- _Data shown_:

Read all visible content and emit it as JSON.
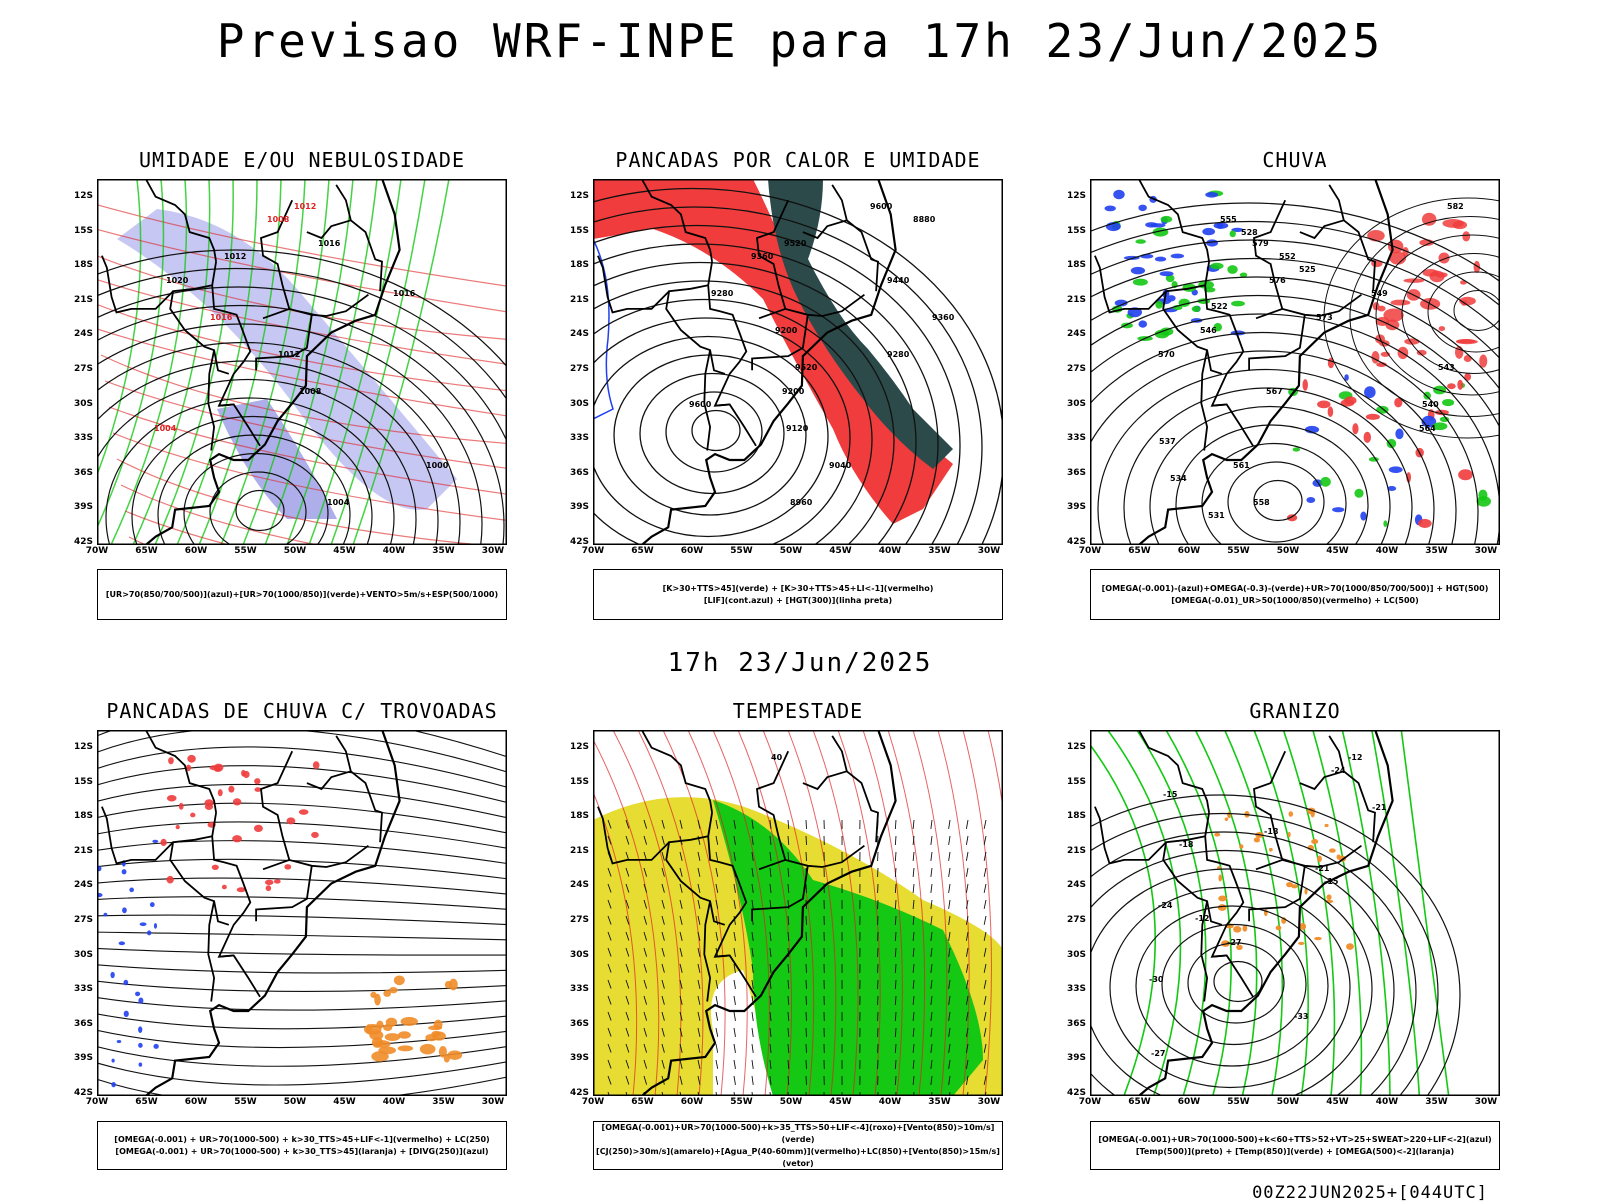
{
  "header": {
    "title": "Previsao WRF-INPE  para 17h 23/Jun/2025",
    "mid_date": "17h 23/Jun/2025"
  },
  "axes": {
    "lat_labels": [
      "12S",
      "15S",
      "18S",
      "21S",
      "24S",
      "27S",
      "30S",
      "33S",
      "36S",
      "39S",
      "42S"
    ],
    "lon_labels": [
      "70W",
      "65W",
      "60W",
      "55W",
      "50W",
      "45W",
      "40W",
      "35W",
      "30W"
    ]
  },
  "panels": [
    {
      "id": "umidade",
      "title": "UMIDADE E/OU NEBULOSIDADE",
      "legend": [
        "[UR>70(850/700/500)](azul)+[UR>70(1000/850)](verde)+VENTO>5m/s+ESP(500/1000)"
      ],
      "contour_labels": [
        "1012",
        "1016",
        "1020",
        "1016",
        "1012",
        "1008",
        "1004",
        "1000",
        "1004",
        "1008",
        "1012",
        "1016"
      ]
    },
    {
      "id": "pancadas-calor",
      "title": "PANCADAS POR CALOR E UMIDADE",
      "legend": [
        "[K>30+TTS>45](verde) + [K>30+TTS>45+LI<-1](vermelho)",
        "[LIF](cont.azul) + [HGT(300)](linha preta)"
      ],
      "contour_labels": [
        "9600",
        "9520",
        "9440",
        "9360",
        "9280",
        "9200",
        "9120",
        "9040",
        "8960",
        "8880",
        "9360",
        "9280",
        "9200",
        "9520",
        "9600"
      ]
    },
    {
      "id": "chuva",
      "title": "CHUVA",
      "legend": [
        "[OMEGA(-0.001)-(azul)+OMEGA(-0.3)-(verde)+UR>70(1000/850/700/500)] + HGT(500)",
        "[OMEGA(-0.01)_UR>50(1000/850)(vermelho) + LC(500)"
      ],
      "contour_labels": [
        "582",
        "579",
        "576",
        "573",
        "570",
        "567",
        "564",
        "561",
        "558",
        "555",
        "552",
        "549",
        "546",
        "543",
        "540",
        "537",
        "534",
        "531",
        "528",
        "525",
        "522"
      ]
    },
    {
      "id": "pancadas-trovoadas",
      "title": "PANCADAS DE CHUVA C/ TROVOADAS",
      "legend": [
        "[OMEGA(-0.001) + UR>70(1000-500) + k>30_TTS>45+LIF<-1](vermelho) + LC(250)",
        "[OMEGA(-0.001) + UR>70(1000-500) + k>30_TTS>45](laranja) + [DIVG(250)](azul)"
      ],
      "contour_labels": []
    },
    {
      "id": "tempestade",
      "title": "TEMPESTADE",
      "legend": [
        "[OMEGA(-0.001)+UR>70(1000-500)+k>35_TTS>50+LIF<-4](roxo)+[Vento(850)>10m/s](verde)",
        "[CJ(250)>30m/s](amarelo)+[Agua_P(40-60mm)](vermelho)+LC(850)+[Vento(850)>15m/s](vetor)"
      ],
      "contour_labels": [
        "40"
      ]
    },
    {
      "id": "granizo",
      "title": "GRANIZO",
      "legend": [
        "[OMEGA(-0.001)+UR>70(1000-500)+k<60+TTS>52+VT>25+SWEAT>220+LIF<-2](azul)",
        "[Temp(500)](preto) + [Temp(850)](verde) + [OMEGA(500)<-2](laranja)"
      ],
      "contour_labels": [
        "-12",
        "-15",
        "-18",
        "-21",
        "-24",
        "-27",
        "-30",
        "-33",
        "-27",
        "-24",
        "-21",
        "-18",
        "-15",
        "-12"
      ]
    }
  ],
  "footer": "00Z22JUN2025+[044UTC]",
  "colors": {
    "red": "#f03c3c",
    "green": "#14c814",
    "blue": "#2040f0",
    "lavender": "#b4b4f0",
    "yellow": "#e6dc32",
    "dark_teal": "#2c4a4a",
    "orange": "#f08c28"
  }
}
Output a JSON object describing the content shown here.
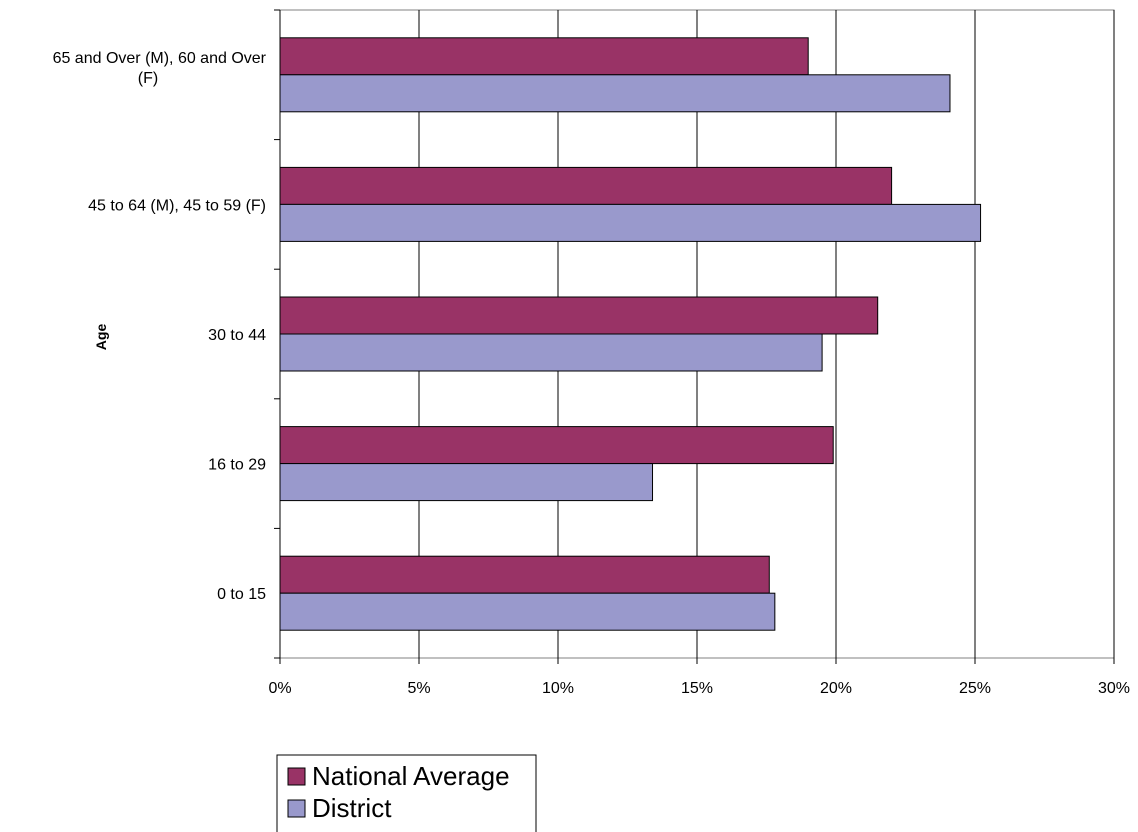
{
  "chart_data": {
    "type": "bar",
    "orientation": "horizontal",
    "categories": [
      "0 to 15",
      "16 to 29",
      "30 to 44",
      "45 to 64 (M), 45 to 59 (F)",
      "65 and Over (M), 60 and Over (F)"
    ],
    "category_label_lines": [
      [
        "0 to 15"
      ],
      [
        "16 to 29"
      ],
      [
        "30 to 44"
      ],
      [
        "45 to 64 (M), 45 to 59 (F)"
      ],
      [
        "65 and Over (M), 60 and Over",
        "(F)"
      ]
    ],
    "series": [
      {
        "name": "National Average",
        "color": "#993366",
        "values": [
          17.6,
          19.9,
          21.5,
          22.0,
          19.0
        ]
      },
      {
        "name": "District",
        "color": "#9999CC",
        "values": [
          17.8,
          13.4,
          19.5,
          25.2,
          24.1
        ]
      }
    ],
    "ylabel": "Age",
    "xlabel": "",
    "xlim": [
      0,
      30
    ],
    "x_ticks": [
      0,
      5,
      10,
      15,
      20,
      25,
      30
    ],
    "x_tick_labels": [
      "0%",
      "5%",
      "10%",
      "15%",
      "20%",
      "25%",
      "30%"
    ],
    "grid": "vertical",
    "legend_position": "bottom-left"
  }
}
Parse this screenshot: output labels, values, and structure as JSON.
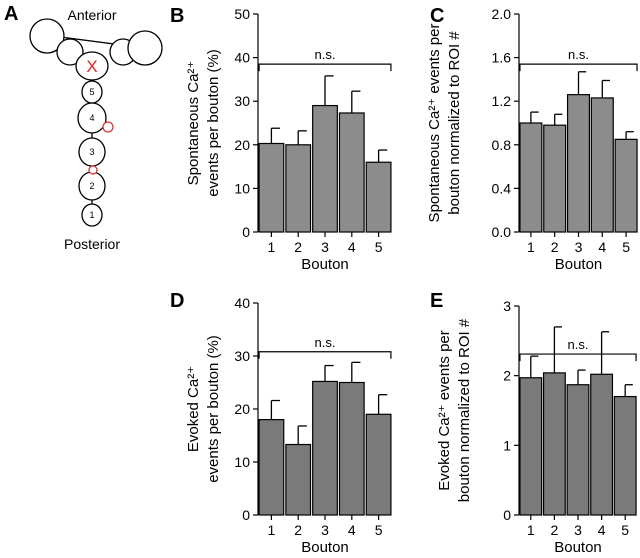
{
  "diagram": {
    "panel": "A",
    "top_label": "Anterior",
    "bottom_label": "Posterior",
    "marker": "X",
    "boutons": [
      "1",
      "2",
      "3",
      "4",
      "5"
    ]
  },
  "chart_data": [
    {
      "type": "bar",
      "panel": "B",
      "ylabel": [
        "Spontaneous Ca²⁺",
        "events per bouton  (%)"
      ],
      "xlabel": "Bouton",
      "categories": [
        "1",
        "2",
        "3",
        "4",
        "5"
      ],
      "values": [
        20.3,
        20,
        29,
        27.3,
        16
      ],
      "errors": [
        3.5,
        3.2,
        6.8,
        5,
        2.8
      ],
      "color": "#8c8c8c",
      "ylim": [
        0,
        50
      ],
      "yticks": [
        0,
        10,
        20,
        30,
        40,
        50
      ],
      "annotation": "n.s."
    },
    {
      "type": "bar",
      "panel": "C",
      "ylabel": [
        "Spontaneous Ca²⁺ events per",
        "bouton normalized to ROI #"
      ],
      "xlabel": "Bouton",
      "categories": [
        "1",
        "2",
        "3",
        "4",
        "5"
      ],
      "values": [
        1.0,
        0.98,
        1.26,
        1.23,
        0.85
      ],
      "errors": [
        0.1,
        0.1,
        0.21,
        0.16,
        0.07
      ],
      "color": "#8c8c8c",
      "ylim": [
        0,
        2
      ],
      "yticks": [
        {
          "value": 0,
          "label": "0.0"
        },
        0.4,
        0.8,
        1.2,
        1.6,
        {
          "value": 2,
          "label": "2.0"
        }
      ],
      "annotation": "n.s."
    },
    {
      "type": "bar",
      "panel": "D",
      "ylabel": [
        "Evoked Ca²⁺",
        "events per bouton  (%)"
      ],
      "xlabel": "Bouton",
      "categories": [
        "1",
        "2",
        "3",
        "4",
        "5"
      ],
      "values": [
        18,
        13.3,
        25.2,
        25,
        19
      ],
      "errors": [
        3.6,
        3.5,
        3,
        3.8,
        3.7
      ],
      "color": "#7a7a7a",
      "ylim": [
        0,
        40
      ],
      "yticks": [
        0,
        10,
        20,
        30,
        40
      ],
      "annotation": "n.s."
    },
    {
      "type": "bar",
      "panel": "E",
      "ylabel": [
        "Evoked Ca²⁺ events per",
        "bouton normalized to ROI #"
      ],
      "xlabel": "Bouton",
      "categories": [
        "1",
        "2",
        "3",
        "4",
        "5"
      ],
      "values": [
        1.97,
        2.04,
        1.87,
        2.02,
        1.7
      ],
      "errors": [
        0.31,
        0.66,
        0.21,
        0.61,
        0.17
      ],
      "color": "#7a7a7a",
      "ylim": [
        0,
        3
      ],
      "yticks": [
        0,
        1,
        2,
        3
      ],
      "annotation": "n.s."
    }
  ]
}
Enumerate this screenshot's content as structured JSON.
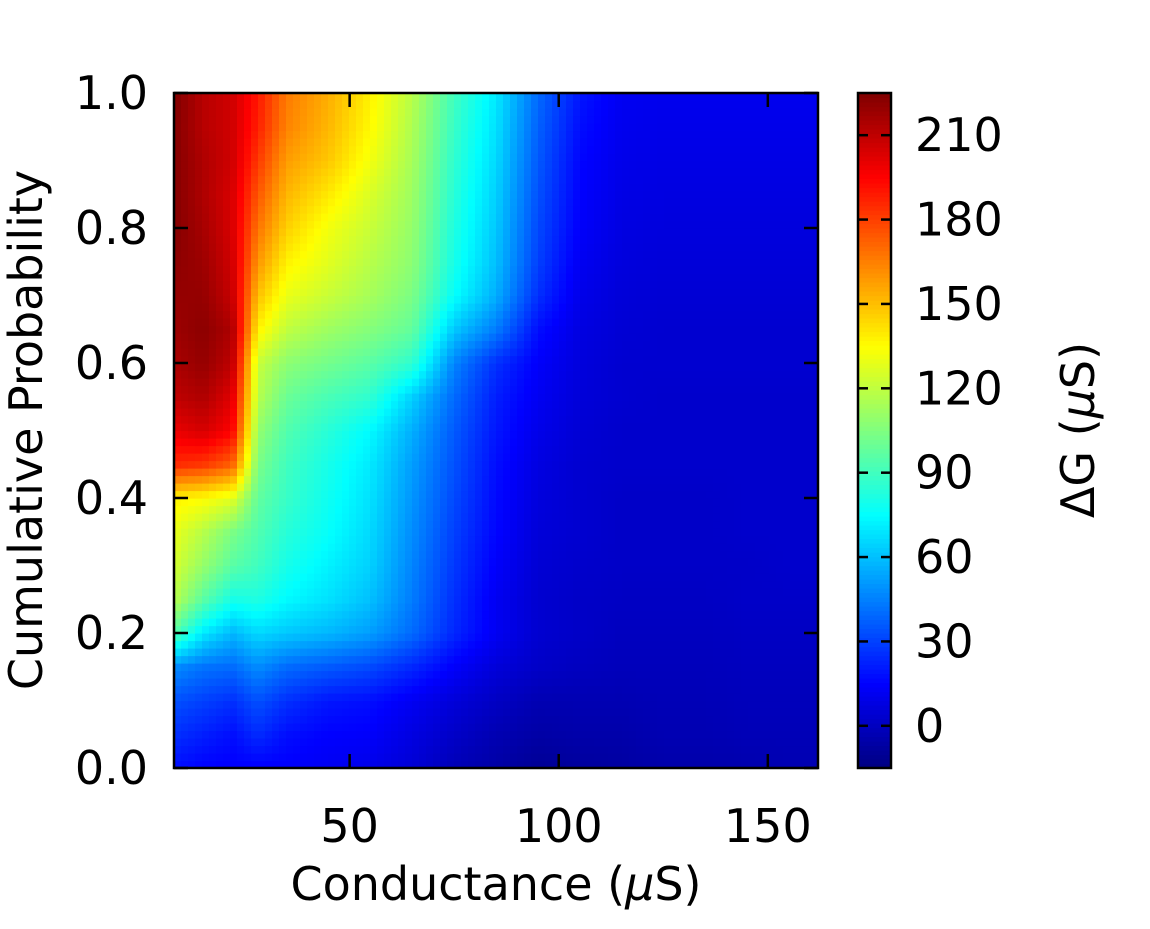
{
  "chart_data": {
    "type": "heatmap",
    "title": "",
    "xlabel_prefix": "Conductance (",
    "xlabel_mu": "μ",
    "xlabel_suffix": "S)",
    "ylabel": "Cumulative Probability",
    "xlim": [
      8,
      162
    ],
    "ylim": [
      0.0,
      1.0
    ],
    "x_ticks": [
      50,
      100,
      150
    ],
    "x_tick_labels": [
      "50",
      "100",
      "150"
    ],
    "y_ticks": [
      0.0,
      0.2,
      0.4,
      0.6,
      0.8,
      1.0
    ],
    "y_tick_labels": [
      "0.0",
      "0.2",
      "0.4",
      "0.6",
      "0.8",
      "1.0"
    ],
    "colormap": "jet",
    "colorbar": {
      "label_prefix": "ΔG (",
      "label_mu": "μ",
      "label_suffix": "S)",
      "range": [
        -15,
        225
      ],
      "ticks": [
        0,
        30,
        60,
        90,
        120,
        150,
        180,
        210
      ],
      "tick_labels": [
        "0",
        "30",
        "60",
        "90",
        "120",
        "150",
        "180",
        "210"
      ]
    },
    "grid": false,
    "z_grid": {
      "x": [
        8,
        15,
        22,
        28,
        35,
        45,
        55,
        65,
        75,
        85,
        95,
        105,
        115,
        125,
        135,
        145,
        155,
        162
      ],
      "y": [
        0.0,
        0.05,
        0.1,
        0.15,
        0.2,
        0.25,
        0.3,
        0.35,
        0.4,
        0.45,
        0.5,
        0.55,
        0.6,
        0.65,
        0.7,
        0.75,
        0.8,
        0.85,
        0.9,
        0.95,
        1.0
      ],
      "z": [
        [
          18,
          15,
          14,
          14,
          14,
          12,
          10,
          5,
          -2,
          -6,
          -10,
          -8,
          -7,
          -5,
          -5,
          -4,
          -3,
          -3
        ],
        [
          26,
          22,
          18,
          25,
          18,
          15,
          14,
          8,
          2,
          -3,
          -6,
          -5,
          -5,
          -3,
          -3,
          -2,
          -2,
          -2
        ],
        [
          34,
          30,
          26,
          34,
          26,
          20,
          18,
          12,
          6,
          1,
          -3,
          -3,
          -3,
          -2,
          -2,
          -1,
          -1,
          -1
        ],
        [
          48,
          42,
          40,
          48,
          40,
          36,
          32,
          24,
          14,
          6,
          2,
          0,
          -1,
          -1,
          -1,
          0,
          0,
          0
        ],
        [
          95,
          70,
          58,
          66,
          62,
          58,
          52,
          40,
          24,
          12,
          4,
          2,
          0,
          0,
          0,
          1,
          1,
          1
        ],
        [
          118,
          96,
          80,
          82,
          74,
          68,
          60,
          44,
          26,
          12,
          4,
          2,
          1,
          1,
          1,
          2,
          2,
          2
        ],
        [
          125,
          110,
          96,
          90,
          80,
          72,
          64,
          46,
          28,
          14,
          5,
          3,
          2,
          2,
          2,
          2,
          3,
          3
        ],
        [
          130,
          118,
          104,
          94,
          84,
          76,
          66,
          48,
          30,
          16,
          6,
          4,
          2,
          2,
          2,
          3,
          3,
          3
        ],
        [
          138,
          135,
          128,
          98,
          88,
          78,
          68,
          50,
          32,
          17,
          7,
          4,
          2,
          2,
          2,
          3,
          3,
          3
        ],
        [
          185,
          182,
          172,
          104,
          90,
          80,
          70,
          52,
          34,
          18,
          8,
          4,
          3,
          3,
          3,
          3,
          3,
          3
        ],
        [
          200,
          205,
          195,
          110,
          94,
          84,
          74,
          56,
          36,
          20,
          10,
          5,
          3,
          3,
          3,
          3,
          3,
          3
        ],
        [
          210,
          214,
          202,
          118,
          100,
          92,
          86,
          64,
          40,
          22,
          12,
          6,
          4,
          3,
          3,
          3,
          3,
          3
        ],
        [
          215,
          220,
          210,
          122,
          108,
          102,
          96,
          86,
          46,
          26,
          14,
          7,
          4,
          4,
          4,
          4,
          4,
          4
        ],
        [
          218,
          222,
          214,
          138,
          120,
          112,
          106,
          98,
          62,
          44,
          18,
          8,
          5,
          4,
          4,
          4,
          4,
          4
        ],
        [
          220,
          220,
          208,
          150,
          130,
          122,
          114,
          104,
          76,
          56,
          26,
          10,
          6,
          5,
          5,
          5,
          5,
          5
        ],
        [
          222,
          218,
          206,
          160,
          138,
          128,
          118,
          108,
          80,
          60,
          30,
          12,
          7,
          6,
          6,
          6,
          6,
          6
        ],
        [
          224,
          216,
          204,
          168,
          146,
          132,
          122,
          110,
          82,
          62,
          32,
          14,
          8,
          7,
          7,
          7,
          7,
          7
        ],
        [
          224,
          214,
          204,
          175,
          152,
          140,
          126,
          112,
          84,
          64,
          34,
          15,
          9,
          8,
          8,
          8,
          8,
          8
        ],
        [
          224,
          214,
          206,
          182,
          158,
          148,
          132,
          114,
          86,
          66,
          36,
          16,
          10,
          9,
          9,
          9,
          9,
          9
        ],
        [
          224,
          212,
          206,
          188,
          164,
          152,
          136,
          116,
          88,
          68,
          38,
          18,
          11,
          10,
          10,
          10,
          10,
          10
        ],
        [
          225,
          212,
          206,
          190,
          166,
          154,
          138,
          118,
          90,
          70,
          40,
          20,
          12,
          11,
          11,
          11,
          11,
          11
        ]
      ]
    }
  }
}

- _Task goal_:
Go through the listing above and report how many of its lines contain the word "azul", with only the number as output.

- _Answer to the exercise_:
5